**WRITTEN EXERCISE**
Show every line in the records below that contains the word "Navigation".

■ ■ ■ ■ ■ ■ ■

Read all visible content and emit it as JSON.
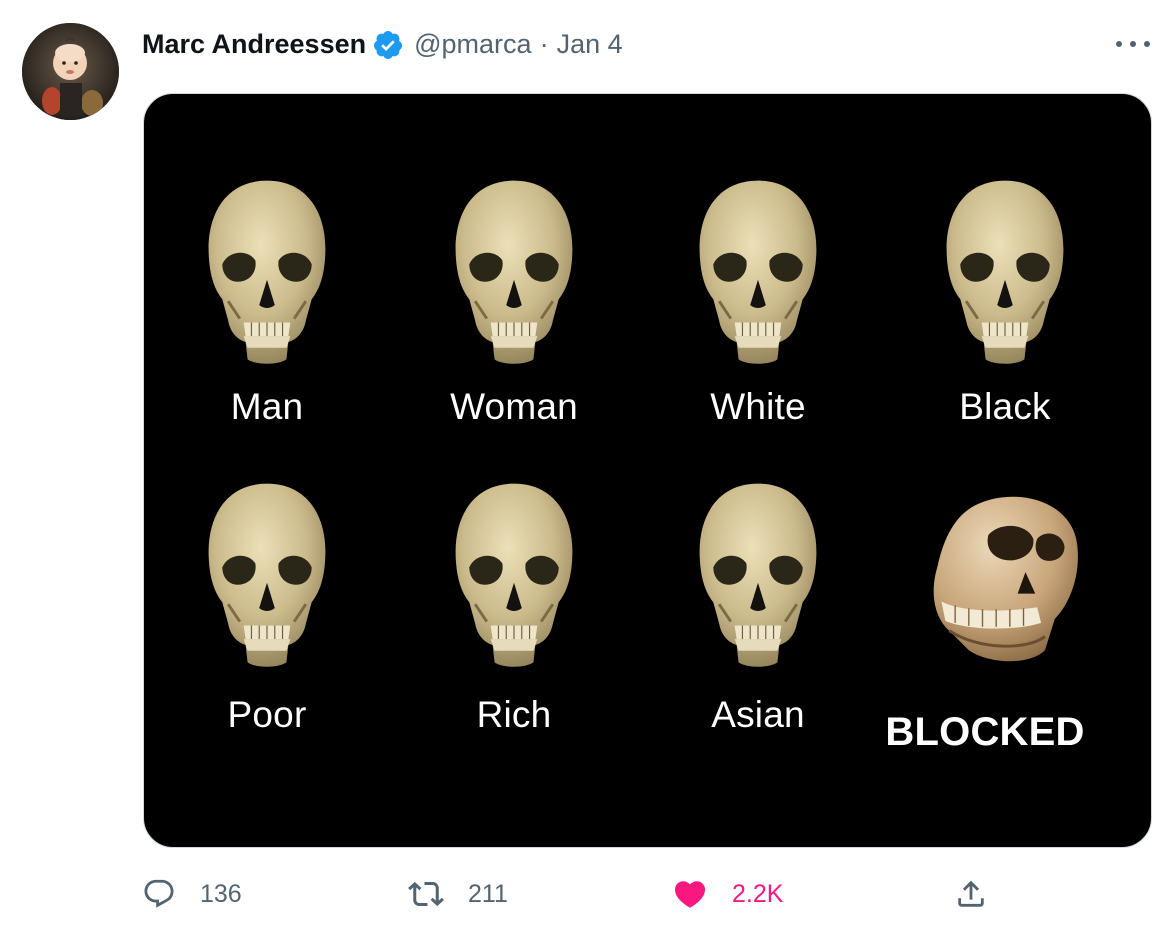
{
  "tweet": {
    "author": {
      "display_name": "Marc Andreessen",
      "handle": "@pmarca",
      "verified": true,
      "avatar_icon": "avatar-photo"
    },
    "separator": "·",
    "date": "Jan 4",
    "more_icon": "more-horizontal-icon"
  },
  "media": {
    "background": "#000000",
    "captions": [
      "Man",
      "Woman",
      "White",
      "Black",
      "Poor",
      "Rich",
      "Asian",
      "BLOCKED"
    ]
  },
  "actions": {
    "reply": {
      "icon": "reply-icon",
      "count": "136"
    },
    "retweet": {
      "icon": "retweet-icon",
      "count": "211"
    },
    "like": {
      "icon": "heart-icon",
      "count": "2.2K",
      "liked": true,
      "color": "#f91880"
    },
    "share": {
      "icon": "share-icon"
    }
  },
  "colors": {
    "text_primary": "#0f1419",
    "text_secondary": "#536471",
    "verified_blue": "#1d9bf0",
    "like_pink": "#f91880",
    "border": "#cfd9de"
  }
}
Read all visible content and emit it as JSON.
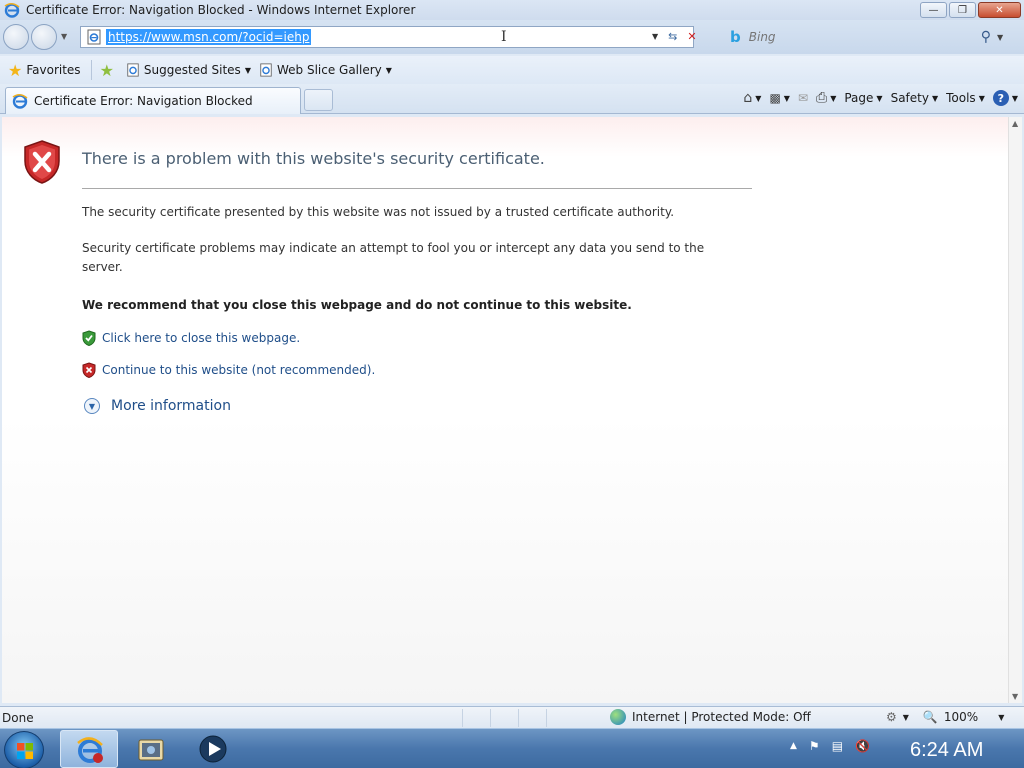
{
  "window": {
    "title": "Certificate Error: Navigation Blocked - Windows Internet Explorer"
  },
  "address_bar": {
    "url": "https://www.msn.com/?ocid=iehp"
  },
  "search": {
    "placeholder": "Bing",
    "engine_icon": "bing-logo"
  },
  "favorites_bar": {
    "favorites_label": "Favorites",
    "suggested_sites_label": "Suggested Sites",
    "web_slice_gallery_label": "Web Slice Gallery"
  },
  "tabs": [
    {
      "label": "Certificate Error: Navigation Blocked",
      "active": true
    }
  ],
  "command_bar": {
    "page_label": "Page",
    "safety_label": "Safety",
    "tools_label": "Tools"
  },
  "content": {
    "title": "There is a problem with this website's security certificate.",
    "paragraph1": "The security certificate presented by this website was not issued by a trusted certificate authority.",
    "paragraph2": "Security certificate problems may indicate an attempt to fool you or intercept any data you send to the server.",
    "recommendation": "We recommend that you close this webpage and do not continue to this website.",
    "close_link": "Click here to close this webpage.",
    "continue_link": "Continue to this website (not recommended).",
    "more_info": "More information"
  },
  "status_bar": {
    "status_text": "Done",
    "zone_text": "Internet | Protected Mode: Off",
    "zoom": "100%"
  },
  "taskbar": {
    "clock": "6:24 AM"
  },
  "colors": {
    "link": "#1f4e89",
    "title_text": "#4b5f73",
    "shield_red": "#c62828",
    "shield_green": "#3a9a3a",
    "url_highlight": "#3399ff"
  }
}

■ ■ ■ ■ ■ ■ ■

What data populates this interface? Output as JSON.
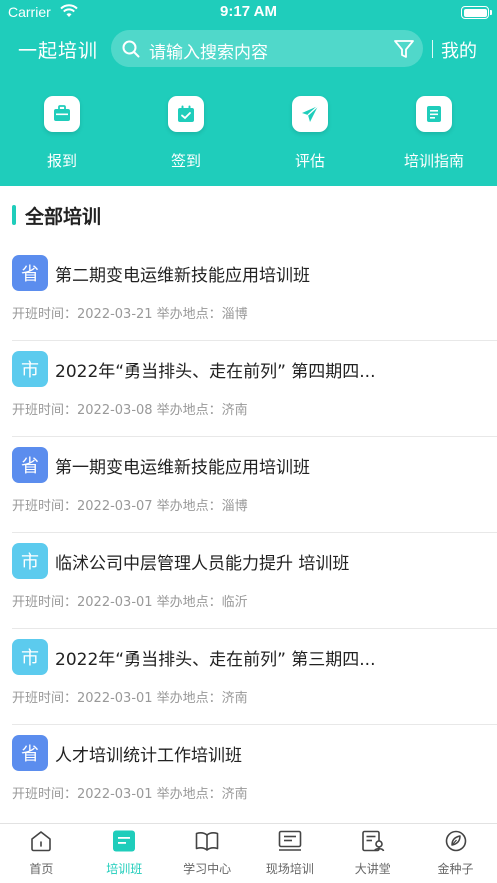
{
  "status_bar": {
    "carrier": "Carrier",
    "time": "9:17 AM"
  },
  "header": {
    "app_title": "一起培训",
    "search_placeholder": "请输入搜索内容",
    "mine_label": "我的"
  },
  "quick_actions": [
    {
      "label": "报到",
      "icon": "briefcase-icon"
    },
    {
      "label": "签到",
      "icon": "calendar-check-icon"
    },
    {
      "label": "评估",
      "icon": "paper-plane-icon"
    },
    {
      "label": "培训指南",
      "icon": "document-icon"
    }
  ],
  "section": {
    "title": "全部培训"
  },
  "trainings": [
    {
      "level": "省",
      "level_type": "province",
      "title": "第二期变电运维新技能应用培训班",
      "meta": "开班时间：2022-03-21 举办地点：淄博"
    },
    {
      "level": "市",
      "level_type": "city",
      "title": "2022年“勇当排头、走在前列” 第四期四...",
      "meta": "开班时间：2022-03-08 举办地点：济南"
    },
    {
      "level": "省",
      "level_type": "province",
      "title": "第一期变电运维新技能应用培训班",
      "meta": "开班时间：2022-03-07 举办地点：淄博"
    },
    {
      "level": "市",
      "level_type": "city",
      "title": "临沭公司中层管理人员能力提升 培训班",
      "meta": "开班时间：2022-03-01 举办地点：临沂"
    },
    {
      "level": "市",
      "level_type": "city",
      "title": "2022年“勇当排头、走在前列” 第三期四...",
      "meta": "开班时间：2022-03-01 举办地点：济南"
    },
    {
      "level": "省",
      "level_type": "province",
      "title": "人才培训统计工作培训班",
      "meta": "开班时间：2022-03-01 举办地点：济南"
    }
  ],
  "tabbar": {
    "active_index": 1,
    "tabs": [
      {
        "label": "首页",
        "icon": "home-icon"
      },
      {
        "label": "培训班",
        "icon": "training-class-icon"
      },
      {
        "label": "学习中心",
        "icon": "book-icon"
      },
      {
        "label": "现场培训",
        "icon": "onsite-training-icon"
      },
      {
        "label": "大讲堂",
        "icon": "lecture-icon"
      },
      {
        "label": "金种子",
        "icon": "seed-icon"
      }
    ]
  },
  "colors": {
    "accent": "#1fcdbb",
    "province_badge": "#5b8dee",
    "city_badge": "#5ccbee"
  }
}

■ ■ ■ ■ ■ ■ ■

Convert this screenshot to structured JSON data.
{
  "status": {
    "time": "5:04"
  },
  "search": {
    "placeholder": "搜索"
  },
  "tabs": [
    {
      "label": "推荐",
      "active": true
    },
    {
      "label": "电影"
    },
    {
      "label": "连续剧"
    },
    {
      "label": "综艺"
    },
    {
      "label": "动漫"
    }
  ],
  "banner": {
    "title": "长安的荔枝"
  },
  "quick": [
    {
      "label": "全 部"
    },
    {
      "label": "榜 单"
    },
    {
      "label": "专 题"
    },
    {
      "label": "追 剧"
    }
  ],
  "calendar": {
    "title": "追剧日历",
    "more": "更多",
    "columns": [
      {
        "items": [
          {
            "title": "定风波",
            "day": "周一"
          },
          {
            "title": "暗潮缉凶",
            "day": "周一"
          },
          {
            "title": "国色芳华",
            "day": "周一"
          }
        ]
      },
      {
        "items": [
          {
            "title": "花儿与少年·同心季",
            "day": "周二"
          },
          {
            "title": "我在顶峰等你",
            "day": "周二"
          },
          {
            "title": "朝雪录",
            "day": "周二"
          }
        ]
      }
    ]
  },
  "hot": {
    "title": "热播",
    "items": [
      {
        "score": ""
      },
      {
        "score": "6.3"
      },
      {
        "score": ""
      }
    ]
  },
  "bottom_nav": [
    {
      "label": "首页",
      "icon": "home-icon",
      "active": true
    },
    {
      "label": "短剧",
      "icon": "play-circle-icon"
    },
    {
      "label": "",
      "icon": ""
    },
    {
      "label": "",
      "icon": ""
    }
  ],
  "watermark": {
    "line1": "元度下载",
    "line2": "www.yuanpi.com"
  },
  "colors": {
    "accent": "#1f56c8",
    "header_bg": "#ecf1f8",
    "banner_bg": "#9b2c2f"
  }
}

■ ■ ■ ■ ■ ■ ■

**ANSWER FOR THIS EXERCISE**
    "title": "Certificate Error: Navigation Blocked - Windows Internet Explorer"
      "label": "Certificate Error: Navigation Blocked",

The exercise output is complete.